To be done -> Write out the listing exactly as it is given.

Information given ->
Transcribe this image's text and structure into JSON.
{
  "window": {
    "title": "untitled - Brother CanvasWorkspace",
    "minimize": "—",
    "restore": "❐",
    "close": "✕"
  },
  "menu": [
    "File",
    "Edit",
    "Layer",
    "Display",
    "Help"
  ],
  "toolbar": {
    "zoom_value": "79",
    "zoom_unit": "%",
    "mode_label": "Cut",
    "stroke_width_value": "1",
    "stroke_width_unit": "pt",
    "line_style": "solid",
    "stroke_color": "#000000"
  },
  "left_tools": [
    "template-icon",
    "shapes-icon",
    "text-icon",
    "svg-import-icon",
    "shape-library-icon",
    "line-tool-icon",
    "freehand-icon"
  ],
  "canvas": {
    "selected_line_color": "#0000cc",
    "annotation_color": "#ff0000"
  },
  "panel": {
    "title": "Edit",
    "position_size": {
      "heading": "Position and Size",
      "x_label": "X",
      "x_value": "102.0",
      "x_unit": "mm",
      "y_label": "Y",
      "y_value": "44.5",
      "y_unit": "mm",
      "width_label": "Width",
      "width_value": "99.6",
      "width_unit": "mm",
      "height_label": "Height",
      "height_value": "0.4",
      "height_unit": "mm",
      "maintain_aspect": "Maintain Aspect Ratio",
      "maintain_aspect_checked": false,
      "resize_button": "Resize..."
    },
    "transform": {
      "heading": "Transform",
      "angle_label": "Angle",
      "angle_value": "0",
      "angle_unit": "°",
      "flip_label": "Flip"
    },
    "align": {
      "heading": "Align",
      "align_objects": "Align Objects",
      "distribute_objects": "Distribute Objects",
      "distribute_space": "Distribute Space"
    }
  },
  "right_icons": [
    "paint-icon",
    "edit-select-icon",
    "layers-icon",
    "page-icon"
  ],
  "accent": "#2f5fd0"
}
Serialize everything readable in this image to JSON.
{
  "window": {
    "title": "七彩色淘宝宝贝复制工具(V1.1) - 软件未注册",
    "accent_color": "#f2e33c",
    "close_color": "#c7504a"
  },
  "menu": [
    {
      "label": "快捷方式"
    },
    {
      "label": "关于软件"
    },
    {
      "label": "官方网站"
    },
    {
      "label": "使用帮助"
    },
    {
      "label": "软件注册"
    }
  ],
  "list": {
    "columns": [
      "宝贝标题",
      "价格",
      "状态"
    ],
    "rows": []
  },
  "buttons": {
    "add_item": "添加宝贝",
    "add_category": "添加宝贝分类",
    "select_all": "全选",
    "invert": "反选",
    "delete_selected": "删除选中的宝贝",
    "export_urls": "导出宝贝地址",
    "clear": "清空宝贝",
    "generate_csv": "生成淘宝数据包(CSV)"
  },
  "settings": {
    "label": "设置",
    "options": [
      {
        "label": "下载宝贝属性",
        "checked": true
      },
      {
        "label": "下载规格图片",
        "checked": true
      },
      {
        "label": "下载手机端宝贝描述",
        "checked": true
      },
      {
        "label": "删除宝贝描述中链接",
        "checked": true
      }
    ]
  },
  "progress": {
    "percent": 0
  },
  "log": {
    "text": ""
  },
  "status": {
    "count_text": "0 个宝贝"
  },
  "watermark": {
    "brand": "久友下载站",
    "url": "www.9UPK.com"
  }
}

The solution ->
Transcribe this image's text and structure into JSON.
{
  "window": {
    "title": "untitled - Brother CanvasWorkspace",
    "minimize": "—",
    "restore": "❐",
    "close": "✕"
  },
  "menu": [
    "File",
    "Edit",
    "Layer",
    "Display",
    "Help"
  ],
  "toolbar": {
    "zoom_value": "79",
    "zoom_unit": "%",
    "mode_label": "Cut",
    "stroke_width_value": "1",
    "stroke_width_unit": "pt",
    "line_style": "solid",
    "stroke_color": "#000000"
  },
  "left_tools": [
    "template-icon",
    "shapes-icon",
    "text-icon",
    "svg-import-icon",
    "shape-library-icon",
    "line-tool-icon",
    "freehand-icon"
  ],
  "canvas": {
    "selected_line_color": "#0000cc",
    "annotation_color": "#ff0000"
  },
  "panel": {
    "title": "Edit",
    "position_size": {
      "heading": "Position and Size",
      "x_label": "X",
      "x_value": "102.0",
      "x_unit": "mm",
      "y_label": "Y",
      "y_value": "44.5",
      "y_unit": "mm",
      "width_label": "Width",
      "width_value": "99.6",
      "width_unit": "mm",
      "height_label": "Height",
      "height_value": "0.4",
      "height_unit": "mm",
      "maintain_aspect": "Maintain Aspect Ratio",
      "maintain_aspect_checked": false,
      "resize_button": "Resize..."
    },
    "transform": {
      "heading": "Transform",
      "angle_label": "Angle",
      "angle_value": "0",
      "angle_unit": "°",
      "flip_label": "Flip"
    },
    "align": {
      "heading": "Align",
      "align_objects": "Align Objects",
      "distribute_objects": "Distribute Objects",
      "distribute_space": "Distribute Space"
    }
  },
  "right_icons": [
    "paint-icon",
    "edit-select-icon",
    "layers-icon",
    "page-icon"
  ],
  "accent": "#2f5fd0"
}
Serialize everything readable in this image to JSON.
{
  "window": {
    "title": "七彩色淘宝宝贝复制工具(V1.1) - 软件未注册",
    "accent_color": "#f2e33c",
    "close_color": "#c7504a"
  },
  "menu": [
    {
      "label": "快捷方式"
    },
    {
      "label": "关于软件"
    },
    {
      "label": "官方网站"
    },
    {
      "label": "使用帮助"
    },
    {
      "label": "软件注册"
    }
  ],
  "list": {
    "columns": [
      "宝贝标题",
      "价格",
      "状态"
    ],
    "rows": []
  },
  "buttons": {
    "add_item": "添加宝贝",
    "add_category": "添加宝贝分类",
    "select_all": "全选",
    "invert": "反选",
    "delete_selected": "删除选中的宝贝",
    "export_urls": "导出宝贝地址",
    "clear": "清空宝贝",
    "generate_csv": "生成淘宝数据包(CSV)"
  },
  "settings": {
    "label": "设置",
    "options": [
      {
        "label": "下载宝贝属性",
        "checked": true
      },
      {
        "label": "下载规格图片",
        "checked": true
      },
      {
        "label": "下载手机端宝贝描述",
        "checked": true
      },
      {
        "label": "删除宝贝描述中链接",
        "checked": true
      }
    ]
  },
  "progress": {
    "percent": 0
  },
  "log": {
    "text": ""
  },
  "status": {
    "count_text": "0 个宝贝"
  },
  "watermark": {
    "brand": "久友下载站",
    "url": "www.9UPK.com"
  }
}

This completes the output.